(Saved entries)
──────────

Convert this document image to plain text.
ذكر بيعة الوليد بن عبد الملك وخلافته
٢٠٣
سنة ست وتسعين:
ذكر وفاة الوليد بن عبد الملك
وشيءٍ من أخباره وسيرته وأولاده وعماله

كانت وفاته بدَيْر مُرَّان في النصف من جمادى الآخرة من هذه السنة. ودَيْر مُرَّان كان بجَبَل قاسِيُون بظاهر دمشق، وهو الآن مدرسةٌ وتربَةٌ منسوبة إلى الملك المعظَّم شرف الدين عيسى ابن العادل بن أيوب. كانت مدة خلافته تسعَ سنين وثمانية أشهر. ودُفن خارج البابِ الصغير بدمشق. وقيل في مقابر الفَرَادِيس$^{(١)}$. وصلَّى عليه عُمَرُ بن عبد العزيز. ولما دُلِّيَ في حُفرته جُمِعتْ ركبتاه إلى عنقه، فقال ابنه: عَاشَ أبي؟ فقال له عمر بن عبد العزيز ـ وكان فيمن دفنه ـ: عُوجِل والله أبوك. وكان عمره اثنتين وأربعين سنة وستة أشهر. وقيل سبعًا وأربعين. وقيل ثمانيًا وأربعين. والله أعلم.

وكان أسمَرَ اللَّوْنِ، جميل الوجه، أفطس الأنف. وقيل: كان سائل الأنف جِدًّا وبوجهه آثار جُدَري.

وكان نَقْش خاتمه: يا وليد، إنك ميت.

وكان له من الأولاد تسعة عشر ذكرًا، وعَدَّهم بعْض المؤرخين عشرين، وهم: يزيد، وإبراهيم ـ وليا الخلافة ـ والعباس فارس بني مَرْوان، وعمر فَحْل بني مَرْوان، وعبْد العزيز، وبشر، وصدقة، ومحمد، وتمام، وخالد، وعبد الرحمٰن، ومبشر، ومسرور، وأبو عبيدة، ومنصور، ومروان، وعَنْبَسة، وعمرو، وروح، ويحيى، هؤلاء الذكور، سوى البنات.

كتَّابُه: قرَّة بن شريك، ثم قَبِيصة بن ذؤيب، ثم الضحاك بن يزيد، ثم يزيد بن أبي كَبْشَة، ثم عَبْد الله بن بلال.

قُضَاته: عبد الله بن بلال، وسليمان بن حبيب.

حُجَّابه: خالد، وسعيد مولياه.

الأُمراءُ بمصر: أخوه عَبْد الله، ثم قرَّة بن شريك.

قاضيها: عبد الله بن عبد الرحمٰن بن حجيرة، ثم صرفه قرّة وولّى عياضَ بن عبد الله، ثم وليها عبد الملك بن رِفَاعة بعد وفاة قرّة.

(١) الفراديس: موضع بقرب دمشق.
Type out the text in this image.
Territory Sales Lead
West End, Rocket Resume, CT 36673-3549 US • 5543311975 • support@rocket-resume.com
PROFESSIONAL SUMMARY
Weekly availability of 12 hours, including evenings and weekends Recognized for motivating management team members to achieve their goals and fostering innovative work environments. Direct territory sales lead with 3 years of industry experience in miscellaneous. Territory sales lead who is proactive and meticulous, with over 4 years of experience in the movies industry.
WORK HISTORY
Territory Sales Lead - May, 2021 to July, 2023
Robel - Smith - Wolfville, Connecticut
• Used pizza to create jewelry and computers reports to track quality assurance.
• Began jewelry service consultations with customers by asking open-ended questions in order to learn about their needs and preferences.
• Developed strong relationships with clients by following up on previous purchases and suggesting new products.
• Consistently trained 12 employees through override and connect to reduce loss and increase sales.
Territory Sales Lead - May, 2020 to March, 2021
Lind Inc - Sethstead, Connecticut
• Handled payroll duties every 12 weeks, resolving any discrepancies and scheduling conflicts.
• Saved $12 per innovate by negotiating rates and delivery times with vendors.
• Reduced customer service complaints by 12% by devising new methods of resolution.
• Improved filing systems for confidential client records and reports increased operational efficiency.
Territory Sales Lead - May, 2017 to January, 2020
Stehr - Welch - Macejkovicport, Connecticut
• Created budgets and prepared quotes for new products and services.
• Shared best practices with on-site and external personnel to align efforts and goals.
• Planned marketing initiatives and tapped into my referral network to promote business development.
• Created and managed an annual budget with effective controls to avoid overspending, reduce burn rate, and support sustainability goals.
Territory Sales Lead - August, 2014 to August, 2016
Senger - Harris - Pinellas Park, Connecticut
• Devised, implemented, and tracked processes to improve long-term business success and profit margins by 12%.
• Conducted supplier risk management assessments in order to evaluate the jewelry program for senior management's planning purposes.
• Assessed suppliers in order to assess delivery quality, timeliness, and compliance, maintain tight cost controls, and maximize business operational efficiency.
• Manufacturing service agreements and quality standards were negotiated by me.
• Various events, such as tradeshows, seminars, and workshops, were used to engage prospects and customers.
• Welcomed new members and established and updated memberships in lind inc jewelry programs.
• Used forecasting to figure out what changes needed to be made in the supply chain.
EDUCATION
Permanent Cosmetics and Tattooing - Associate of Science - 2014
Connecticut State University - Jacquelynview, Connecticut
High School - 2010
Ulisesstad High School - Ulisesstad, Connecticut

──────────

What this task involves:
Isolate each line of the listing above that includes "image". Copy it.

Output of the task:
Convert this document image to plain text.
Type out the text in this image.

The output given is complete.